# start of Record set
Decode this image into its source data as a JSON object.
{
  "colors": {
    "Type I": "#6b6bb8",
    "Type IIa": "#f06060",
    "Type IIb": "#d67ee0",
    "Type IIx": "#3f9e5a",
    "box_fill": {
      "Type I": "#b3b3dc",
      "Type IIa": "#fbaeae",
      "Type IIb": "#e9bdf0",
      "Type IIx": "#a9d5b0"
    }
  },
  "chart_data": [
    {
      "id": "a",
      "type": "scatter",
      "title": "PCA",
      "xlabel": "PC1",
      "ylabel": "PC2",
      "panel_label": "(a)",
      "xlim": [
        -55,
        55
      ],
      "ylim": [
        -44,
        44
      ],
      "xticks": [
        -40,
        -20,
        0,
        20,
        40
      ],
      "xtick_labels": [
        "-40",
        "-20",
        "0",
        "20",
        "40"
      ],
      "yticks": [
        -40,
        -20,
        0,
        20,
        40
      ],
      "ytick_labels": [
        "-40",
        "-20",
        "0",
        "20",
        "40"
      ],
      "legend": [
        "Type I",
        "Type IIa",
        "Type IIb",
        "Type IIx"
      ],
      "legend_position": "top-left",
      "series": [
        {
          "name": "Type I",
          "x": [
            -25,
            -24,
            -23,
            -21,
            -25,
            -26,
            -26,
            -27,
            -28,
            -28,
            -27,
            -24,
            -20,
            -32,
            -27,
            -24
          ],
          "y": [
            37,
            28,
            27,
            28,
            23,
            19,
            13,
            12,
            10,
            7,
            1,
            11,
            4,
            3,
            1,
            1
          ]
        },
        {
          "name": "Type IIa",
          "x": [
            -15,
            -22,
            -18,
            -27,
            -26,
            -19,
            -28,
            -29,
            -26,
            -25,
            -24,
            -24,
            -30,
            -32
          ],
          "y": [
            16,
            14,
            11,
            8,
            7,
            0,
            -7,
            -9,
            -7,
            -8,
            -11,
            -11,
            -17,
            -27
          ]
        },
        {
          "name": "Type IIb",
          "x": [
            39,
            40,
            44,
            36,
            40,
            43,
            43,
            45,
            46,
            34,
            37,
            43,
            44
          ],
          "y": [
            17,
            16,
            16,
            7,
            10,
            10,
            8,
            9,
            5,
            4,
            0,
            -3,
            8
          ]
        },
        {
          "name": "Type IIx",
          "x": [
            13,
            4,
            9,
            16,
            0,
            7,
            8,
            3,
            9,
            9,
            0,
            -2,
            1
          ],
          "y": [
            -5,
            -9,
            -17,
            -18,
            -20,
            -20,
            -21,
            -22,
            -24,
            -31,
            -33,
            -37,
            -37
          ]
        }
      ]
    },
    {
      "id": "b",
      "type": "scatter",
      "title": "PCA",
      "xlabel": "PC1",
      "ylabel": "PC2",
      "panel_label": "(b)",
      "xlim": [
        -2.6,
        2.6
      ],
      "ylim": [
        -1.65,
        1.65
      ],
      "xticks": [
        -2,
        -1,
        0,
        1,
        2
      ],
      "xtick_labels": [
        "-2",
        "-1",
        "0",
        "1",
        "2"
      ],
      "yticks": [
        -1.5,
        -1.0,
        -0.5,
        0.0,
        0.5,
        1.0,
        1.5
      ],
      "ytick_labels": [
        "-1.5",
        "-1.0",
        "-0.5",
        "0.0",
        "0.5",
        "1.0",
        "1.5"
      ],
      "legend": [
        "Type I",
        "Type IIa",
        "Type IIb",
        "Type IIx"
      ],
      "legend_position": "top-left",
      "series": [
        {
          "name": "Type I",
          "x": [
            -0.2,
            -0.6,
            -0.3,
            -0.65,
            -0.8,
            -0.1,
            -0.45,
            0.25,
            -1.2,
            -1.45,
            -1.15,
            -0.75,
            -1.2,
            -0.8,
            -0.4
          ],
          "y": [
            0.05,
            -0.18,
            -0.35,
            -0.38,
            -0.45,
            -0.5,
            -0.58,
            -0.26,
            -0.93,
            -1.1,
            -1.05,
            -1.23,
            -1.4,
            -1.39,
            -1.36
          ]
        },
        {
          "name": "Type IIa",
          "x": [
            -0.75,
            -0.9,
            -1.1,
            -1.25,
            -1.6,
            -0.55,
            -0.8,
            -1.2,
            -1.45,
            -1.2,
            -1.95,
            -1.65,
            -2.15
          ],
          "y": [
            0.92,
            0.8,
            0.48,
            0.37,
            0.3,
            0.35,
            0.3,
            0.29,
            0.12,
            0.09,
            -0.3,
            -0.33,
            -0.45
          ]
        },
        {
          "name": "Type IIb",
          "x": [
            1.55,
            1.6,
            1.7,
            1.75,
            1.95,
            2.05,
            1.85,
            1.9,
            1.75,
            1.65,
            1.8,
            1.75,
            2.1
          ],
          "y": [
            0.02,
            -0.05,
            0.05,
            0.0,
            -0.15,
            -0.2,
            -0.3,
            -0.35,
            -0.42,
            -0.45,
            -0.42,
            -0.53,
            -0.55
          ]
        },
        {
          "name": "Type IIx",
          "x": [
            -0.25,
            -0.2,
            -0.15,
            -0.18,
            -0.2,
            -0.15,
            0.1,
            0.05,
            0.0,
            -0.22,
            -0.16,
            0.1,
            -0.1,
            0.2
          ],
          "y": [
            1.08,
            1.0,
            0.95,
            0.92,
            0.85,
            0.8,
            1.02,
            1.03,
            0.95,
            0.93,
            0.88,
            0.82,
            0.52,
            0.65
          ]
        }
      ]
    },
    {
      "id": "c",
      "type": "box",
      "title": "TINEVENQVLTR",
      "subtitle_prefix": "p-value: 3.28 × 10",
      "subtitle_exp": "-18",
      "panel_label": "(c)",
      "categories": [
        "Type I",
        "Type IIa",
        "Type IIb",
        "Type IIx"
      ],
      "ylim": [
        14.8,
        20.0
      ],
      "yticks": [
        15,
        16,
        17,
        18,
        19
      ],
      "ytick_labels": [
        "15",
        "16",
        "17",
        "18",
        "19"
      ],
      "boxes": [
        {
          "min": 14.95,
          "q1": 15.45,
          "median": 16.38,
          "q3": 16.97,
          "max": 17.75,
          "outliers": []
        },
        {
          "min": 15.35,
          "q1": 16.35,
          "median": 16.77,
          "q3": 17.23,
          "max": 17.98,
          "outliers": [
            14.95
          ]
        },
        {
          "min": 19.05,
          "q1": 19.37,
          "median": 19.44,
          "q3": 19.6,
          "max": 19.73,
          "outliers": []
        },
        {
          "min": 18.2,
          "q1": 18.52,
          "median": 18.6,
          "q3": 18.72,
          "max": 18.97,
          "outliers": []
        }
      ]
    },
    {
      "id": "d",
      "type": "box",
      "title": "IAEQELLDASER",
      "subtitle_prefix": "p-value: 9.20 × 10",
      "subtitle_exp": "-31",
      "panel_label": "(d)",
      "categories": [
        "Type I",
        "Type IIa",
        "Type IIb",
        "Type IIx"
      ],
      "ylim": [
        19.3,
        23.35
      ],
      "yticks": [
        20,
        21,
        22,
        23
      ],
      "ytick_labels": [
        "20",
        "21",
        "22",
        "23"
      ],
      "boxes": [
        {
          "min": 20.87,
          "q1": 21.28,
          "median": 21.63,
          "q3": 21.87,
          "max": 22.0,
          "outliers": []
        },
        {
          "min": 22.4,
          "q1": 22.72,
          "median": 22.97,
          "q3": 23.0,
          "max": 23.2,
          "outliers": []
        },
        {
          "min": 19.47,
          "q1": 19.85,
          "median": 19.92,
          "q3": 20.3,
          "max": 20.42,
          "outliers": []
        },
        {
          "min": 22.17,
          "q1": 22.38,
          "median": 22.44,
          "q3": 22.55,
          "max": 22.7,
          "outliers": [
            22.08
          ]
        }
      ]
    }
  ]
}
# end of Record set
- **The request**
Repeat every record, keeping each word and mark exactly as it is.

- **Solution**
Decode this image into its source data as a JSON object.
{
  "colors": {
    "Type I": "#6b6bb8",
    "Type IIa": "#f06060",
    "Type IIb": "#d67ee0",
    "Type IIx": "#3f9e5a",
    "box_fill": {
      "Type I": "#b3b3dc",
      "Type IIa": "#fbaeae",
      "Type IIb": "#e9bdf0",
      "Type IIx": "#a9d5b0"
    }
  },
  "chart_data": [
    {
      "id": "a",
      "type": "scatter",
      "title": "PCA",
      "xlabel": "PC1",
      "ylabel": "PC2",
      "panel_label": "(a)",
      "xlim": [
        -55,
        55
      ],
      "ylim": [
        -44,
        44
      ],
      "xticks": [
        -40,
        -20,
        0,
        20,
        40
      ],
      "xtick_labels": [
        "-40",
        "-20",
        "0",
        "20",
        "40"
      ],
      "yticks": [
        -40,
        -20,
        0,
        20,
        40
      ],
      "ytick_labels": [
        "-40",
        "-20",
        "0",
        "20",
        "40"
      ],
      "legend": [
        "Type I",
        "Type IIa",
        "Type IIb",
        "Type IIx"
      ],
      "legend_position": "top-left",
      "series": [
        {
          "name": "Type I",
          "x": [
            -25,
            -24,
            -23,
            -21,
            -25,
            -26,
            -26,
            -27,
            -28,
            -28,
            -27,
            -24,
            -20,
            -32,
            -27,
            -24
          ],
          "y": [
            37,
            28,
            27,
            28,
            23,
            19,
            13,
            12,
            10,
            7,
            1,
            11,
            4,
            3,
            1,
            1
          ]
        },
        {
          "name": "Type IIa",
          "x": [
            -15,
            -22,
            -18,
            -27,
            -26,
            -19,
            -28,
            -29,
            -26,
            -25,
            -24,
            -24,
            -30,
            -32
          ],
          "y": [
            16,
            14,
            11,
            8,
            7,
            0,
            -7,
            -9,
            -7,
            -8,
            -11,
            -11,
            -17,
            -27
          ]
        },
        {
          "name": "Type IIb",
          "x": [
            39,
            40,
            44,
            36,
            40,
            43,
            43,
            45,
            46,
            34,
            37,
            43,
            44
          ],
          "y": [
            17,
            16,
            16,
            7,
            10,
            10,
            8,
            9,
            5,
            4,
            0,
            -3,
            8
          ]
        },
        {
          "name": "Type IIx",
          "x": [
            13,
            4,
            9,
            16,
            0,
            7,
            8,
            3,
            9,
            9,
            0,
            -2,
            1
          ],
          "y": [
            -5,
            -9,
            -17,
            -18,
            -20,
            -20,
            -21,
            -22,
            -24,
            -31,
            -33,
            -37,
            -37
          ]
        }
      ]
    },
    {
      "id": "b",
      "type": "scatter",
      "title": "PCA",
      "xlabel": "PC1",
      "ylabel": "PC2",
      "panel_label": "(b)",
      "xlim": [
        -2.6,
        2.6
      ],
      "ylim": [
        -1.65,
        1.65
      ],
      "xticks": [
        -2,
        -1,
        0,
        1,
        2
      ],
      "xtick_labels": [
        "-2",
        "-1",
        "0",
        "1",
        "2"
      ],
      "yticks": [
        -1.5,
        -1.0,
        -0.5,
        0.0,
        0.5,
        1.0,
        1.5
      ],
      "ytick_labels": [
        "-1.5",
        "-1.0",
        "-0.5",
        "0.0",
        "0.5",
        "1.0",
        "1.5"
      ],
      "legend": [
        "Type I",
        "Type IIa",
        "Type IIb",
        "Type IIx"
      ],
      "legend_position": "top-left",
      "series": [
        {
          "name": "Type I",
          "x": [
            -0.2,
            -0.6,
            -0.3,
            -0.65,
            -0.8,
            -0.1,
            -0.45,
            0.25,
            -1.2,
            -1.45,
            -1.15,
            -0.75,
            -1.2,
            -0.8,
            -0.4
          ],
          "y": [
            0.05,
            -0.18,
            -0.35,
            -0.38,
            -0.45,
            -0.5,
            -0.58,
            -0.26,
            -0.93,
            -1.1,
            -1.05,
            -1.23,
            -1.4,
            -1.39,
            -1.36
          ]
        },
        {
          "name": "Type IIa",
          "x": [
            -0.75,
            -0.9,
            -1.1,
            -1.25,
            -1.6,
            -0.55,
            -0.8,
            -1.2,
            -1.45,
            -1.2,
            -1.95,
            -1.65,
            -2.15
          ],
          "y": [
            0.92,
            0.8,
            0.48,
            0.37,
            0.3,
            0.35,
            0.3,
            0.29,
            0.12,
            0.09,
            -0.3,
            -0.33,
            -0.45
          ]
        },
        {
          "name": "Type IIb",
          "x": [
            1.55,
            1.6,
            1.7,
            1.75,
            1.95,
            2.05,
            1.85,
            1.9,
            1.75,
            1.65,
            1.8,
            1.75,
            2.1
          ],
          "y": [
            0.02,
            -0.05,
            0.05,
            0.0,
            -0.15,
            -0.2,
            -0.3,
            -0.35,
            -0.42,
            -0.45,
            -0.42,
            -0.53,
            -0.55
          ]
        },
        {
          "name": "Type IIx",
          "x": [
            -0.25,
            -0.2,
            -0.15,
            -0.18,
            -0.2,
            -0.15,
            0.1,
            0.05,
            0.0,
            -0.22,
            -0.16,
            0.1,
            -0.1,
            0.2
          ],
          "y": [
            1.08,
            1.0,
            0.95,
            0.92,
            0.85,
            0.8,
            1.02,
            1.03,
            0.95,
            0.93,
            0.88,
            0.82,
            0.52,
            0.65
          ]
        }
      ]
    },
    {
      "id": "c",
      "type": "box",
      "title": "TINEVENQVLTR",
      "subtitle_prefix": "p-value: 3.28 × 10",
      "subtitle_exp": "-18",
      "panel_label": "(c)",
      "categories": [
        "Type I",
        "Type IIa",
        "Type IIb",
        "Type IIx"
      ],
      "ylim": [
        14.8,
        20.0
      ],
      "yticks": [
        15,
        16,
        17,
        18,
        19
      ],
      "ytick_labels": [
        "15",
        "16",
        "17",
        "18",
        "19"
      ],
      "boxes": [
        {
          "min": 14.95,
          "q1": 15.45,
          "median": 16.38,
          "q3": 16.97,
          "max": 17.75,
          "outliers": []
        },
        {
          "min": 15.35,
          "q1": 16.35,
          "median": 16.77,
          "q3": 17.23,
          "max": 17.98,
          "outliers": [
            14.95
          ]
        },
        {
          "min": 19.05,
          "q1": 19.37,
          "median": 19.44,
          "q3": 19.6,
          "max": 19.73,
          "outliers": []
        },
        {
          "min": 18.2,
          "q1": 18.52,
          "median": 18.6,
          "q3": 18.72,
          "max": 18.97,
          "outliers": []
        }
      ]
    },
    {
      "id": "d",
      "type": "box",
      "title": "IAEQELLDASER",
      "subtitle_prefix": "p-value: 9.20 × 10",
      "subtitle_exp": "-31",
      "panel_label": "(d)",
      "categories": [
        "Type I",
        "Type IIa",
        "Type IIb",
        "Type IIx"
      ],
      "ylim": [
        19.3,
        23.35
      ],
      "yticks": [
        20,
        21,
        22,
        23
      ],
      "ytick_labels": [
        "20",
        "21",
        "22",
        "23"
      ],
      "boxes": [
        {
          "min": 20.87,
          "q1": 21.28,
          "median": 21.63,
          "q3": 21.87,
          "max": 22.0,
          "outliers": []
        },
        {
          "min": 22.4,
          "q1": 22.72,
          "median": 22.97,
          "q3": 23.0,
          "max": 23.2,
          "outliers": []
        },
        {
          "min": 19.47,
          "q1": 19.85,
          "median": 19.92,
          "q3": 20.3,
          "max": 20.42,
          "outliers": []
        },
        {
          "min": 22.17,
          "q1": 22.38,
          "median": 22.44,
          "q3": 22.55,
          "max": 22.7,
          "outliers": [
            22.08
          ]
        }
      ]
    }
  ]
}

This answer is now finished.